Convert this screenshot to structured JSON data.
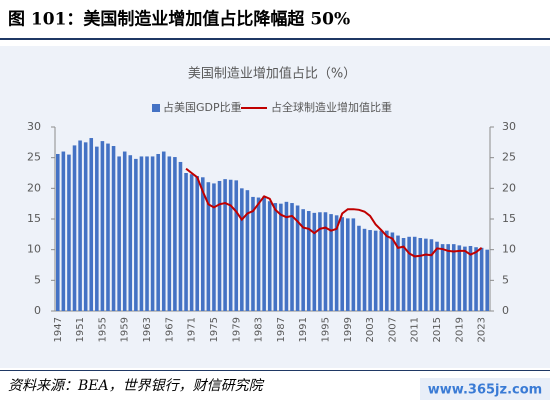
{
  "header": {
    "title": "图 101：美国制造业增加值占比降幅超 50%"
  },
  "chart_data": {
    "type": "bar",
    "title": "美国制造业增加值占比（%）",
    "categories": [
      "1947",
      null,
      null,
      null,
      "1951",
      null,
      null,
      null,
      "1955",
      null,
      null,
      null,
      "1959",
      null,
      null,
      null,
      "1963",
      null,
      null,
      null,
      "1967",
      null,
      null,
      null,
      "1971",
      null,
      null,
      null,
      "1975",
      null,
      null,
      null,
      "1979",
      null,
      null,
      null,
      "1983",
      null,
      null,
      null,
      "1987",
      null,
      null,
      null,
      "1991",
      null,
      null,
      null,
      "1995",
      null,
      null,
      null,
      "1999",
      null,
      null,
      null,
      "2003",
      null,
      null,
      null,
      "2007",
      null,
      null,
      null,
      "2011",
      null,
      null,
      null,
      "2015",
      null,
      null,
      null,
      "2019",
      null,
      null,
      null,
      "2023",
      null
    ],
    "series": [
      {
        "name": "占美国GDP比重",
        "type": "bar",
        "color": "#4472c4",
        "values": [
          25.6,
          26,
          25.5,
          27,
          27.8,
          27.5,
          28.2,
          26.8,
          27.7,
          27.3,
          26.9,
          25.2,
          26,
          25.4,
          24.8,
          25.2,
          25.2,
          25.2,
          25.6,
          26,
          25.2,
          25.1,
          24.3,
          22.5,
          22.3,
          22,
          21.8,
          21,
          20.8,
          21.2,
          21.5,
          21.4,
          21.3,
          20,
          19.7,
          18.6,
          18.5,
          18.7,
          17.9,
          17.6,
          17.5,
          17.8,
          17.6,
          17.2,
          16.6,
          16.3,
          16,
          16.1,
          16.1,
          15.8,
          15.6,
          15.3,
          15.1,
          15.1,
          13.9,
          13.4,
          13.2,
          13.1,
          13.1,
          13.1,
          12.8,
          12.3,
          11.9,
          12.1,
          12.1,
          11.9,
          11.8,
          11.7,
          11.3,
          10.9,
          10.9,
          10.9,
          10.7,
          10.5,
          10.6,
          10.4,
          10.3,
          10
        ]
      },
      {
        "name": "占全球制造业增加值比重",
        "type": "line",
        "color": "#c00000",
        "axis": "y2",
        "values": [
          null,
          null,
          null,
          null,
          null,
          null,
          null,
          null,
          null,
          null,
          null,
          null,
          null,
          null,
          null,
          null,
          null,
          null,
          null,
          null,
          null,
          null,
          null,
          23.2,
          22.5,
          21.8,
          19.5,
          17.4,
          16.9,
          17.4,
          17.6,
          17.2,
          16.2,
          14.9,
          15.9,
          16.3,
          17.5,
          18.7,
          18.3,
          16.5,
          15.7,
          15.3,
          15.5,
          14.6,
          13.6,
          13.4,
          12.7,
          13.4,
          13.6,
          13.1,
          13.4,
          15.9,
          16.6,
          16.6,
          16.5,
          16.2,
          15.5,
          14.1,
          13.2,
          12.2,
          11.8,
          10.3,
          10.5,
          9.4,
          8.9,
          9,
          9.2,
          9.1,
          10.2,
          10.1,
          9.8,
          9.7,
          9.8,
          9.8,
          9.2,
          9.6,
          10.3,
          null
        ]
      }
    ],
    "ylim": [
      0,
      30
    ],
    "yticks": [
      0,
      5,
      10,
      15,
      20,
      25,
      30
    ],
    "y2lim": [
      0,
      30
    ],
    "y2ticks": [
      0,
      5,
      10,
      15,
      20,
      25,
      30
    ],
    "legend": "top"
  },
  "footer": {
    "source": "资料来源：BEA，世界银行，财信研究院",
    "watermark": "www.365jz.com"
  }
}
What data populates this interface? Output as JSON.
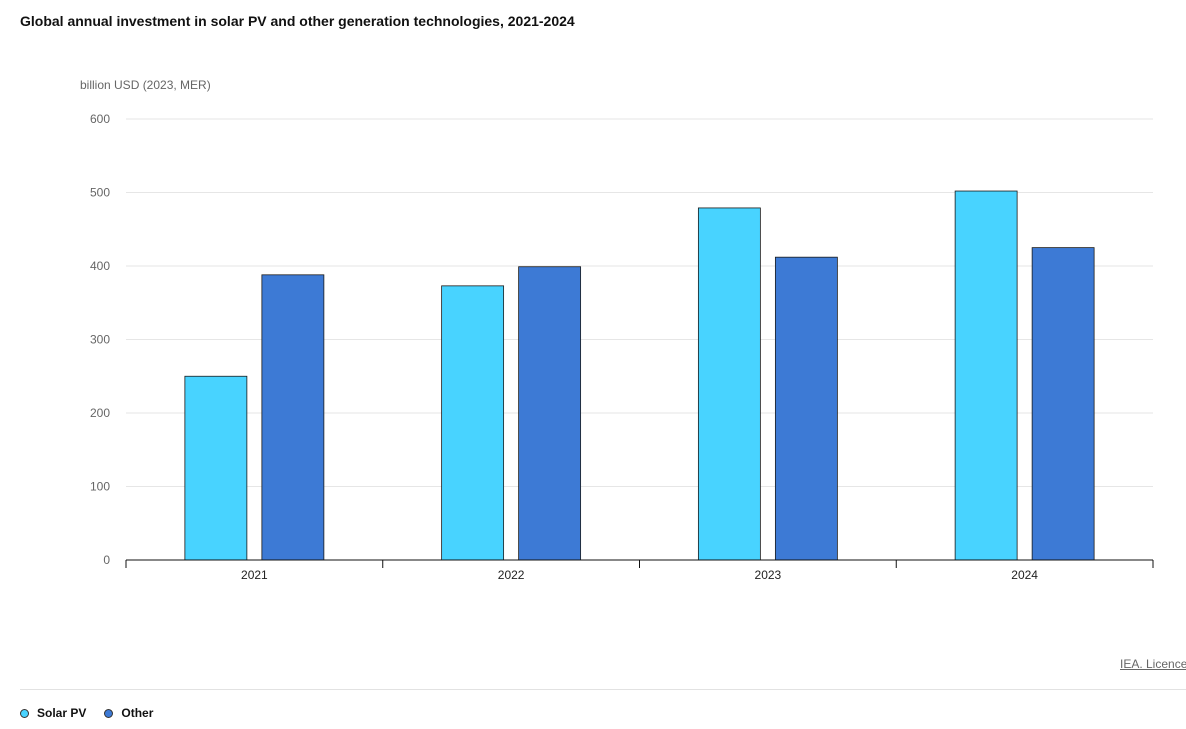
{
  "title": "Global annual investment in solar PV and other generation technologies, 2021-2024",
  "credit": "IEA. Licence",
  "colors": {
    "solar": "#48d3ff",
    "other": "#3d7ad5"
  },
  "chart_data": {
    "type": "bar",
    "title": "Global annual investment in solar PV and other generation technologies, 2021-2024",
    "ylabel": "billion USD (2023, MER)",
    "xlabel": "",
    "categories": [
      "2021",
      "2022",
      "2023",
      "2024"
    ],
    "ylim": [
      0,
      600
    ],
    "yticks": [
      "0",
      "100",
      "200",
      "300",
      "400",
      "500",
      "600"
    ],
    "grid": true,
    "legend_position": "bottom-left",
    "series": [
      {
        "name": "Solar PV",
        "color": "#48d3ff",
        "values": [
          250,
          373,
          479,
          502
        ]
      },
      {
        "name": "Other",
        "color": "#3d7ad5",
        "values": [
          388,
          399,
          412,
          425
        ]
      }
    ]
  }
}
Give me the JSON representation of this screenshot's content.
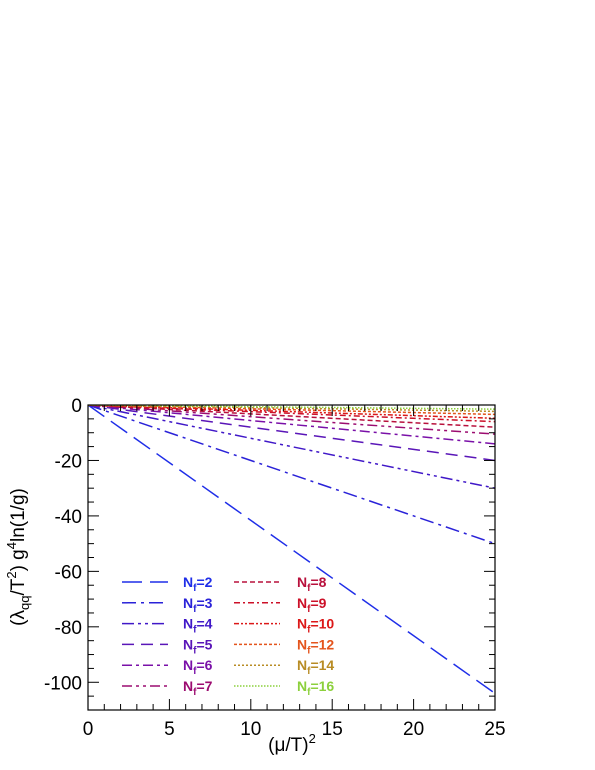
{
  "chart_data": {
    "type": "line",
    "xlabel": "(μ/T)",
    "xlabel_sup": "2",
    "ylabel_parts": [
      "(λ",
      "qq",
      "/T",
      "2",
      ") g",
      "4",
      "ln(1/g)"
    ],
    "xlim": [
      0,
      25
    ],
    "ylim": [
      -110,
      0
    ],
    "xticks": [
      0,
      5,
      10,
      15,
      20,
      25
    ],
    "yticks": [
      0,
      -20,
      -40,
      -60,
      -80,
      -100
    ],
    "grid": false,
    "legend_placement": "bottom-left",
    "series": [
      {
        "name": "N",
        "sub": "f",
        "value": "=2",
        "color": "#1f2ee8",
        "dash": "20,8",
        "x": [
          0,
          25
        ],
        "y": [
          0,
          -104
        ]
      },
      {
        "name": "N",
        "sub": "f",
        "value": "=3",
        "color": "#2a22d8",
        "dash": "14,5,3,5",
        "x": [
          0,
          25
        ],
        "y": [
          0,
          -50
        ]
      },
      {
        "name": "N",
        "sub": "f",
        "value": "=4",
        "color": "#4018c8",
        "dash": "12,4,3,4,3,4",
        "x": [
          0,
          25
        ],
        "y": [
          0,
          -30
        ]
      },
      {
        "name": "N",
        "sub": "f",
        "value": "=5",
        "color": "#5a16b8",
        "dash": "12,7",
        "x": [
          0,
          25
        ],
        "y": [
          0,
          -20
        ]
      },
      {
        "name": "N",
        "sub": "f",
        "value": "=6",
        "color": "#7a10a8",
        "dash": "10,4,3,4",
        "x": [
          0,
          25
        ],
        "y": [
          0,
          -14
        ]
      },
      {
        "name": "N",
        "sub": "f",
        "value": "=7",
        "color": "#9c0c70",
        "dash": "10,4,3,4,3,4",
        "x": [
          0,
          25
        ],
        "y": [
          0,
          -10.5
        ]
      },
      {
        "name": "N",
        "sub": "f",
        "value": "=8",
        "color": "#b8103c",
        "dash": "5,3",
        "x": [
          0,
          25
        ],
        "y": [
          0,
          -8
        ]
      },
      {
        "name": "N",
        "sub": "f",
        "value": "=9",
        "color": "#cc1028",
        "dash": "6,3,2,3",
        "x": [
          0,
          25
        ],
        "y": [
          0,
          -6
        ]
      },
      {
        "name": "N",
        "sub": "f",
        "value": "=10",
        "color": "#dc1818",
        "dash": "5,2,2,2,2,2",
        "x": [
          0,
          25
        ],
        "y": [
          0,
          -4.8
        ]
      },
      {
        "name": "N",
        "sub": "f",
        "value": "=12",
        "color": "#e4541c",
        "dash": "3,2",
        "x": [
          0,
          25
        ],
        "y": [
          0,
          -3.4
        ]
      },
      {
        "name": "N",
        "sub": "f",
        "value": "=14",
        "color": "#b88c24",
        "dash": "2,2",
        "x": [
          0,
          25
        ],
        "y": [
          0,
          -2.3
        ]
      },
      {
        "name": "N",
        "sub": "f",
        "value": "=16",
        "color": "#8cd03c",
        "dash": "1.5,1.5",
        "x": [
          0,
          25
        ],
        "y": [
          0,
          -1.5
        ]
      }
    ]
  }
}
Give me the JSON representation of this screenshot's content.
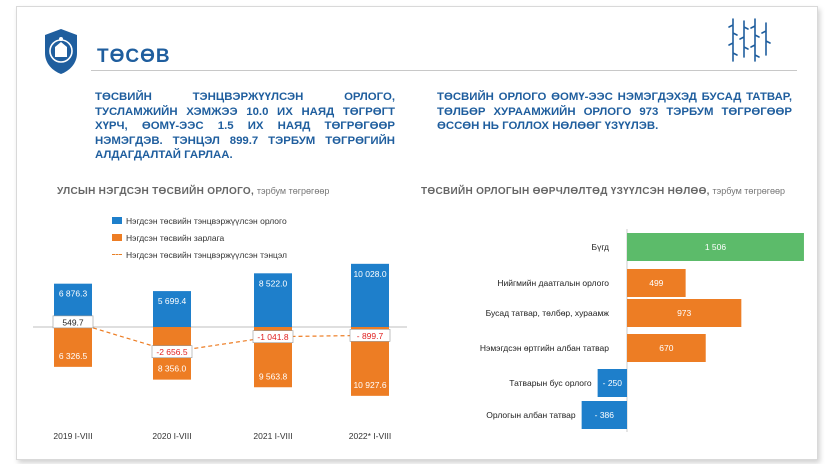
{
  "header": {
    "title": "ТӨСӨВ"
  },
  "colors": {
    "blue": "#1e7fcb",
    "orange": "#ed7d24",
    "green": "#5cbb6a",
    "title_blue": "#1f5e9e",
    "balance_neg": "#e02020"
  },
  "headlines": {
    "left": "ТӨСВИЙН ТЭНЦВЭРЖҮҮЛСЭН ОРЛОГО, ТУСЛАМЖИЙН ХЭМЖЭЭ 10.0 ИХ НАЯД ТӨГРӨГТ ХҮРЧ, ӨОМҮ-ЭЭС 1.5 ИХ НАЯД ТӨГРӨГӨӨР НЭМЭГДЭВ. ТЭНЦЭЛ 899.7 ТЭРБУМ ТӨГРӨГИЙН АЛДАГДАЛТАЙ ГАРЛАА.",
    "right": "ТӨСВИЙН ОРЛОГО ӨОМҮ-ЭЭС НЭМЭГДЭХЭД БУСАД ТАТВАР, ТӨЛБӨР ХУРААМЖИЙН ОРЛОГО 973 ТЭРБУМ ТӨГРӨГӨӨР ӨССӨН НЬ ГОЛЛОХ НӨЛӨӨГ ҮЗҮҮЛЭВ."
  },
  "chart_data": [
    {
      "type": "bar",
      "title": "УЛСЫН НЭГДСЭН ТӨСВИЙН ОРЛОГО,",
      "unit": "тэрбум төгрөгөөр",
      "categories": [
        "2019 I-VIII",
        "2020 I-VIII",
        "2021 I-VIII",
        "2022* I-VIII"
      ],
      "series": [
        {
          "name": "Нэгдсэн төсвийн тэнцвэржүүлсэн орлого",
          "kind": "bar-up",
          "values": [
            6876.3,
            5699.4,
            8522.0,
            10028.0
          ],
          "labels": [
            "6 876.3",
            "5 699.4",
            "8 522.0",
            "10 028.0"
          ]
        },
        {
          "name": "Нэгдсэн төсвийн зарлага",
          "kind": "bar-down",
          "values": [
            6326.5,
            8356.0,
            9563.8,
            10927.6
          ],
          "labels": [
            "6 326.5",
            "8 356.0",
            "9 563.8",
            "10 927.6"
          ]
        },
        {
          "name": "Нэгдсэн төсвийн тэнцвэржүүлсэн тэнцэл",
          "kind": "line",
          "values": [
            549.7,
            -2656.5,
            -1041.8,
            -899.7
          ],
          "labels": [
            "549.7",
            "-2 656.5",
            "-1 041.8",
            "- 899.7"
          ]
        }
      ]
    },
    {
      "type": "bar",
      "orientation": "horizontal",
      "title": "ТӨСВИЙН ОРЛОГЫН ӨӨРЧЛӨЛТӨД ҮЗҮҮЛСЭН НӨЛӨӨ,",
      "unit": "тэрбум төгрөгөөр",
      "categories": [
        "Бүгд",
        "Нийгмийн даатгалын орлого",
        "Бусад татвар, төлбөр, хураамж",
        "Нэмэгдсэн өртгийн албан татвар",
        "Татварын бус орлого",
        "Орлогын албан татвар"
      ],
      "values": [
        1506,
        499,
        973,
        670,
        -250,
        -386
      ],
      "labels": [
        "1 506",
        "499",
        "973",
        "670",
        "- 250",
        "- 386"
      ]
    }
  ]
}
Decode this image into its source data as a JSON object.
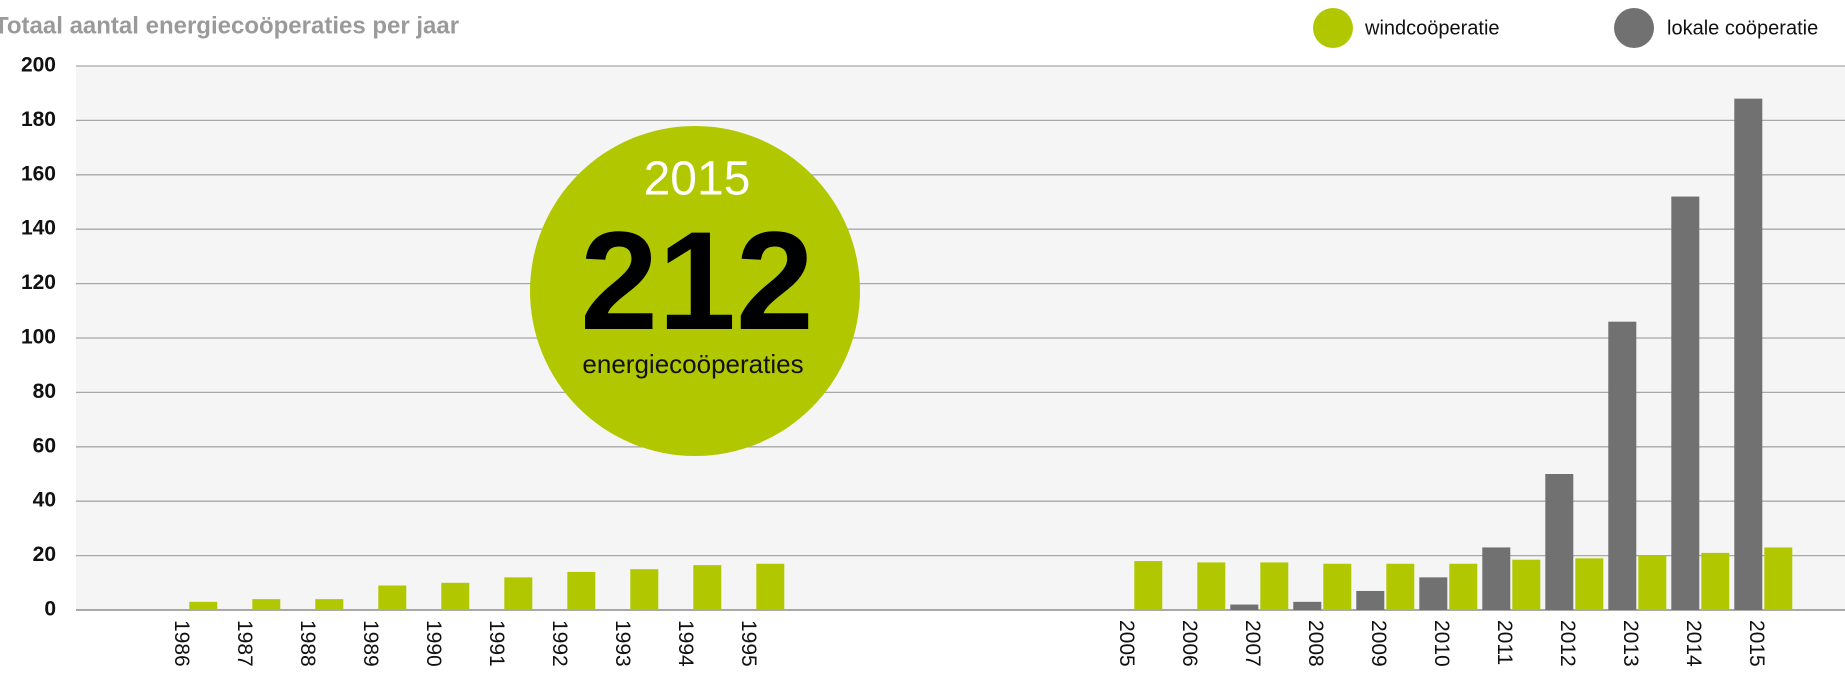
{
  "chart_data": {
    "type": "bar",
    "title": "Totaal aantal energiecoöperaties per jaar",
    "categories": [
      "1986",
      "1987",
      "1988",
      "1989",
      "1990",
      "1991",
      "1992",
      "1993",
      "1994",
      "1995",
      null,
      null,
      null,
      null,
      null,
      "2005",
      "2006",
      "2007",
      "2008",
      "2009",
      "2010",
      "2011",
      "2012",
      "2013",
      "2014",
      "2015"
    ],
    "series": [
      {
        "name": "lokale coöperatie",
        "color": "#717171",
        "values": [
          null,
          null,
          null,
          null,
          null,
          null,
          null,
          null,
          null,
          null,
          null,
          null,
          null,
          null,
          null,
          null,
          null,
          2,
          3,
          7,
          12,
          23,
          50,
          106,
          152,
          188
        ]
      },
      {
        "name": "windcoöperatie",
        "color": "#b1c800",
        "values": [
          3,
          4,
          4,
          9,
          10,
          12,
          14,
          15,
          16.5,
          17,
          null,
          null,
          null,
          null,
          null,
          18,
          17.5,
          17.5,
          17,
          17,
          17,
          18.5,
          19,
          20,
          21,
          23
        ]
      }
    ],
    "ylim": [
      0,
      200
    ],
    "yticks": [
      0,
      20,
      40,
      60,
      80,
      100,
      120,
      140,
      160,
      180,
      200
    ],
    "grid": true,
    "legend": "top-right",
    "annotation": {
      "year": "2015",
      "total": "212",
      "caption": "energiecoöperaties"
    }
  }
}
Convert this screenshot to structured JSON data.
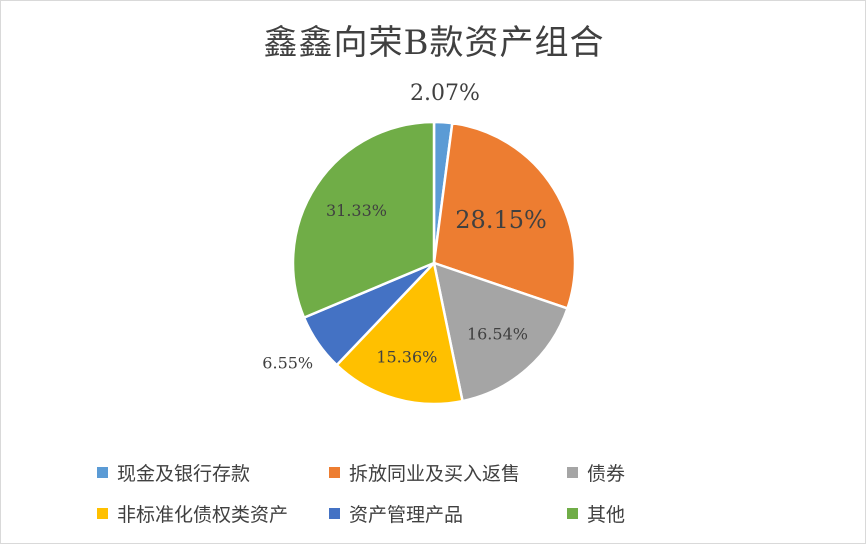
{
  "chart_data": {
    "type": "pie",
    "title": "鑫鑫向荣B款资产组合",
    "legend_position": "bottom",
    "slices": [
      {
        "label": "现金及银行存款",
        "value": 2.07,
        "display": "2.07%",
        "color": "#5B9BD5"
      },
      {
        "label": "拆放同业及买入返售",
        "value": 28.15,
        "display": "28.15%",
        "color": "#ED7D31"
      },
      {
        "label": "债券",
        "value": 16.54,
        "display": "16.54%",
        "color": "#A5A5A5"
      },
      {
        "label": "非标准化债权类资产",
        "value": 15.36,
        "display": "15.36%",
        "color": "#FFC000"
      },
      {
        "label": "资产管理产品",
        "value": 6.55,
        "display": "6.55%",
        "color": "#4472C4"
      },
      {
        "label": "其他",
        "value": 31.33,
        "display": "31.33%",
        "color": "#70AD47"
      }
    ]
  }
}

********

_WHAT THE TASK ASKS_
Copy every line from the records above that contains the word "display".

_WRITTEN ANSWER_
        "display": "2.07%",
        "display": "28.15%",
        "display": "16.54%",
        "display": "15.36%",
        "display": "6.55%",
        "display": "31.33%",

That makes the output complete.